*WRITTEN PROBLEM*: Write each line out exactly, leaving none out.

*STORED DATA*:
● ● ● ●
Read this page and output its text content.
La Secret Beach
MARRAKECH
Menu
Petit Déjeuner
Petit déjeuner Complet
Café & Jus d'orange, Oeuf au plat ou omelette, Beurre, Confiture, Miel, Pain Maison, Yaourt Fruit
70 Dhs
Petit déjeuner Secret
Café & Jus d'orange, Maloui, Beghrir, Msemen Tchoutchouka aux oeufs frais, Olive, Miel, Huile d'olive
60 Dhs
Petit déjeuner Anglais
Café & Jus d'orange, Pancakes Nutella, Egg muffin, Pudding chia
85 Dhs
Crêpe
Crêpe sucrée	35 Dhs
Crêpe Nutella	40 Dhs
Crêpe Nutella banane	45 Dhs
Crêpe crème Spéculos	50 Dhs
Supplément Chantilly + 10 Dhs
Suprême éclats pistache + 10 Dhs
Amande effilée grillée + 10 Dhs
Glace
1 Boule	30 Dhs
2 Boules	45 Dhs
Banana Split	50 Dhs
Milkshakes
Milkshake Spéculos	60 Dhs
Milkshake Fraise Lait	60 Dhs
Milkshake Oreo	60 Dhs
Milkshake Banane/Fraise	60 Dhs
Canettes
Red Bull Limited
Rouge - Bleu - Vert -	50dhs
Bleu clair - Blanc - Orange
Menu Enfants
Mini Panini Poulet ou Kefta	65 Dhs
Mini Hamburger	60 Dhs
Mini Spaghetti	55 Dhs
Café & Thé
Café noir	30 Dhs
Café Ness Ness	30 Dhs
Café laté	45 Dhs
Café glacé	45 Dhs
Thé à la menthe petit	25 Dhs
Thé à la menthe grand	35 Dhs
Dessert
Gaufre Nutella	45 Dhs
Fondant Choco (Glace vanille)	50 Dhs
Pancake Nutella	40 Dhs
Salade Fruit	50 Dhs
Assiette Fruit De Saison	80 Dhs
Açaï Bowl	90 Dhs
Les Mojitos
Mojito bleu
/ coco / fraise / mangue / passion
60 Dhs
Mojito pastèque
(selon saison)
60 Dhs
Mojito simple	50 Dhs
● ● ● ●
*RESPONSE TO THIS TASK*:
Read this page and output its text content.
La Secret Beach
MARRAKECH
Menu
Petit Déjeuner
Petit déjeuner Complet
Café & Jus d'orange, Oeuf au plat ou omelette, Beurre, Confiture, Miel, Pain Maison, Yaourt Fruit
70 Dhs
Petit déjeuner Secret
Café & Jus d'orange, Maloui, Beghrir, Msemen Tchoutchouka aux oeufs frais, Olive, Miel, Huile d'olive
60 Dhs
Petit déjeuner Anglais
Café & Jus d'orange, Pancakes Nutella, Egg muffin, Pudding chia
85 Dhs
Crêpe
Crêpe sucrée	35 Dhs
Crêpe Nutella	40 Dhs
Crêpe Nutella banane	45 Dhs
Crêpe crème Spéculos	50 Dhs
Supplément Chantilly + 10 Dhs
Suprême éclats pistache + 10 Dhs
Amande effilée grillée + 10 Dhs
Glace
1 Boule	30 Dhs
2 Boules	45 Dhs
Banana Split	50 Dhs
Milkshakes
Milkshake Spéculos	60 Dhs
Milkshake Fraise Lait	60 Dhs
Milkshake Oreo	60 Dhs
Milkshake Banane/Fraise	60 Dhs
Canettes
Red Bull Limited
Rouge - Bleu - Vert -	50dhs
Bleu clair - Blanc - Orange
Menu Enfants
Mini Panini Poulet ou Kefta	65 Dhs
Mini Hamburger	60 Dhs
Mini Spaghetti	55 Dhs
Café & Thé
Café noir	30 Dhs
Café Ness Ness	30 Dhs
Café laté	45 Dhs
Café glacé	45 Dhs
Thé à la menthe petit	25 Dhs
Thé à la menthe grand	35 Dhs
Dessert
Gaufre Nutella	45 Dhs
Fondant Choco (Glace vanille)	50 Dhs
Pancake Nutella	40 Dhs
Salade Fruit	50 Dhs
Assiette Fruit De Saison	80 Dhs
Açaï Bowl	90 Dhs
Les Mojitos
Mojito bleu
/ coco / fraise / mangue / passion
60 Dhs
Mojito pastèque
(selon saison)
60 Dhs
Mojito simple	50 Dhs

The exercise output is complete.